◆ **WHAT IS NEEDED**
Quote every line below exactly and skip any picture.

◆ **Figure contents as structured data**
--- BEGIN ---
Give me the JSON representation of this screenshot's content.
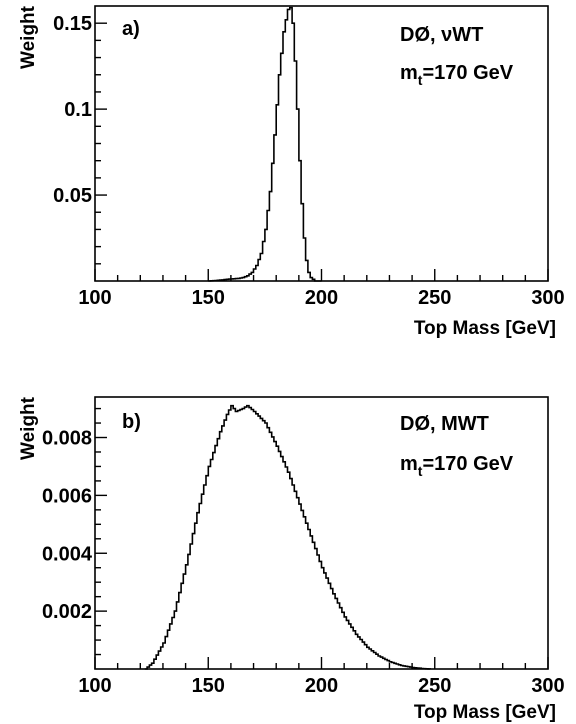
{
  "chart_data": [
    {
      "type": "line",
      "panel_label": "a)",
      "annotation": {
        "line1": "DØ, νWT",
        "line2_main": "m",
        "line2_sub": "t",
        "line2_rest": "=170 GeV"
      },
      "xlabel": "Top Mass [GeV]",
      "ylabel": "Weight",
      "xlim": [
        100,
        300
      ],
      "ylim": [
        0,
        0.16
      ],
      "xticks": [
        {
          "v": 100,
          "t": "100"
        },
        {
          "v": 150,
          "t": "150"
        },
        {
          "v": 200,
          "t": "200"
        },
        {
          "v": 250,
          "t": "250"
        },
        {
          "v": 300,
          "t": "300"
        }
      ],
      "yticks": [
        {
          "v": 0.05,
          "t": "0.05"
        },
        {
          "v": 0.1,
          "t": "0.1"
        },
        {
          "v": 0.15,
          "t": "0.15"
        }
      ],
      "minor_xticks": [
        110,
        120,
        130,
        140,
        160,
        170,
        180,
        190,
        210,
        220,
        230,
        240,
        260,
        270,
        280,
        290
      ],
      "minor_yticks": [
        0.01,
        0.02,
        0.03,
        0.04,
        0.06,
        0.07,
        0.08,
        0.09,
        0.11,
        0.12,
        0.13,
        0.14
      ],
      "series": [
        {
          "x": [
            150,
            155,
            158,
            160,
            163,
            165,
            167,
            169,
            171,
            173,
            175,
            177,
            179,
            181,
            183,
            184,
            185,
            186,
            187,
            188,
            189,
            190,
            191,
            192,
            193,
            194,
            195,
            196,
            197,
            200
          ],
          "y": [
            0.0,
            0.0005,
            0.001,
            0.0012,
            0.0015,
            0.002,
            0.003,
            0.005,
            0.009,
            0.016,
            0.03,
            0.052,
            0.085,
            0.12,
            0.145,
            0.152,
            0.158,
            0.159,
            0.15,
            0.128,
            0.1,
            0.07,
            0.045,
            0.025,
            0.012,
            0.005,
            0.002,
            0.001,
            0.0,
            0.0
          ]
        }
      ]
    },
    {
      "type": "line",
      "panel_label": "b)",
      "annotation": {
        "line1": "DØ, MWT",
        "line2_main": "m",
        "line2_sub": "t",
        "line2_rest": "=170 GeV"
      },
      "xlabel": "Top Mass [GeV]",
      "ylabel": "Weight",
      "xlim": [
        100,
        300
      ],
      "ylim": [
        0,
        0.0094
      ],
      "xticks": [
        {
          "v": 100,
          "t": "100"
        },
        {
          "v": 150,
          "t": "150"
        },
        {
          "v": 200,
          "t": "200"
        },
        {
          "v": 250,
          "t": "250"
        },
        {
          "v": 300,
          "t": "300"
        }
      ],
      "yticks": [
        {
          "v": 0.002,
          "t": "0.002"
        },
        {
          "v": 0.004,
          "t": "0.004"
        },
        {
          "v": 0.006,
          "t": "0.006"
        },
        {
          "v": 0.008,
          "t": "0.008"
        }
      ],
      "minor_xticks": [
        110,
        120,
        130,
        140,
        160,
        170,
        180,
        190,
        210,
        220,
        230,
        240,
        260,
        270,
        280,
        290
      ],
      "minor_yticks": [
        0.0005,
        0.001,
        0.0015,
        0.0025,
        0.003,
        0.0035,
        0.0045,
        0.005,
        0.0055,
        0.0065,
        0.007,
        0.0075,
        0.0085,
        0.009
      ],
      "series": [
        {
          "x": [
            122,
            125,
            130,
            135,
            140,
            145,
            150,
            155,
            158,
            160,
            162,
            165,
            167,
            170,
            175,
            180,
            185,
            190,
            195,
            200,
            205,
            210,
            215,
            220,
            225,
            230,
            235,
            240,
            245,
            248
          ],
          "y": [
            0.0,
            0.0002,
            0.0009,
            0.002,
            0.0036,
            0.0054,
            0.007,
            0.0082,
            0.0088,
            0.0091,
            0.0089,
            0.009,
            0.0091,
            0.0089,
            0.0085,
            0.0077,
            0.0068,
            0.0057,
            0.0046,
            0.0035,
            0.0026,
            0.0018,
            0.0012,
            0.00075,
            0.00045,
            0.00025,
            0.00012,
            5e-05,
            1e-05,
            0.0
          ]
        }
      ]
    }
  ]
}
--- END ---
◆ **COMPLETED EXERCISE**
Give me the JSON representation of this screenshot's content.
{
  "chart_data": [
    {
      "type": "line",
      "panel_label": "a)",
      "annotation": {
        "line1": "DØ, νWT",
        "line2_main": "m",
        "line2_sub": "t",
        "line2_rest": "=170 GeV"
      },
      "xlabel": "Top Mass [GeV]",
      "ylabel": "Weight",
      "xlim": [
        100,
        300
      ],
      "ylim": [
        0,
        0.16
      ],
      "xticks": [
        {
          "v": 100,
          "t": "100"
        },
        {
          "v": 150,
          "t": "150"
        },
        {
          "v": 200,
          "t": "200"
        },
        {
          "v": 250,
          "t": "250"
        },
        {
          "v": 300,
          "t": "300"
        }
      ],
      "yticks": [
        {
          "v": 0.05,
          "t": "0.05"
        },
        {
          "v": 0.1,
          "t": "0.1"
        },
        {
          "v": 0.15,
          "t": "0.15"
        }
      ],
      "minor_xticks": [
        110,
        120,
        130,
        140,
        160,
        170,
        180,
        190,
        210,
        220,
        230,
        240,
        260,
        270,
        280,
        290
      ],
      "minor_yticks": [
        0.01,
        0.02,
        0.03,
        0.04,
        0.06,
        0.07,
        0.08,
        0.09,
        0.11,
        0.12,
        0.13,
        0.14
      ],
      "series": [
        {
          "x": [
            150,
            155,
            158,
            160,
            163,
            165,
            167,
            169,
            171,
            173,
            175,
            177,
            179,
            181,
            183,
            184,
            185,
            186,
            187,
            188,
            189,
            190,
            191,
            192,
            193,
            194,
            195,
            196,
            197,
            200
          ],
          "y": [
            0.0,
            0.0005,
            0.001,
            0.0012,
            0.0015,
            0.002,
            0.003,
            0.005,
            0.009,
            0.016,
            0.03,
            0.052,
            0.085,
            0.12,
            0.145,
            0.152,
            0.158,
            0.159,
            0.15,
            0.128,
            0.1,
            0.07,
            0.045,
            0.025,
            0.012,
            0.005,
            0.002,
            0.001,
            0.0,
            0.0
          ]
        }
      ]
    },
    {
      "type": "line",
      "panel_label": "b)",
      "annotation": {
        "line1": "DØ, MWT",
        "line2_main": "m",
        "line2_sub": "t",
        "line2_rest": "=170 GeV"
      },
      "xlabel": "Top Mass [GeV]",
      "ylabel": "Weight",
      "xlim": [
        100,
        300
      ],
      "ylim": [
        0,
        0.0094
      ],
      "xticks": [
        {
          "v": 100,
          "t": "100"
        },
        {
          "v": 150,
          "t": "150"
        },
        {
          "v": 200,
          "t": "200"
        },
        {
          "v": 250,
          "t": "250"
        },
        {
          "v": 300,
          "t": "300"
        }
      ],
      "yticks": [
        {
          "v": 0.002,
          "t": "0.002"
        },
        {
          "v": 0.004,
          "t": "0.004"
        },
        {
          "v": 0.006,
          "t": "0.006"
        },
        {
          "v": 0.008,
          "t": "0.008"
        }
      ],
      "minor_xticks": [
        110,
        120,
        130,
        140,
        160,
        170,
        180,
        190,
        210,
        220,
        230,
        240,
        260,
        270,
        280,
        290
      ],
      "minor_yticks": [
        0.0005,
        0.001,
        0.0015,
        0.0025,
        0.003,
        0.0035,
        0.0045,
        0.005,
        0.0055,
        0.0065,
        0.007,
        0.0075,
        0.0085,
        0.009
      ],
      "series": [
        {
          "x": [
            122,
            125,
            130,
            135,
            140,
            145,
            150,
            155,
            158,
            160,
            162,
            165,
            167,
            170,
            175,
            180,
            185,
            190,
            195,
            200,
            205,
            210,
            215,
            220,
            225,
            230,
            235,
            240,
            245,
            248
          ],
          "y": [
            0.0,
            0.0002,
            0.0009,
            0.002,
            0.0036,
            0.0054,
            0.007,
            0.0082,
            0.0088,
            0.0091,
            0.0089,
            0.009,
            0.0091,
            0.0089,
            0.0085,
            0.0077,
            0.0068,
            0.0057,
            0.0046,
            0.0035,
            0.0026,
            0.0018,
            0.0012,
            0.00075,
            0.00045,
            0.00025,
            0.00012,
            5e-05,
            1e-05,
            0.0
          ]
        }
      ]
    }
  ]
}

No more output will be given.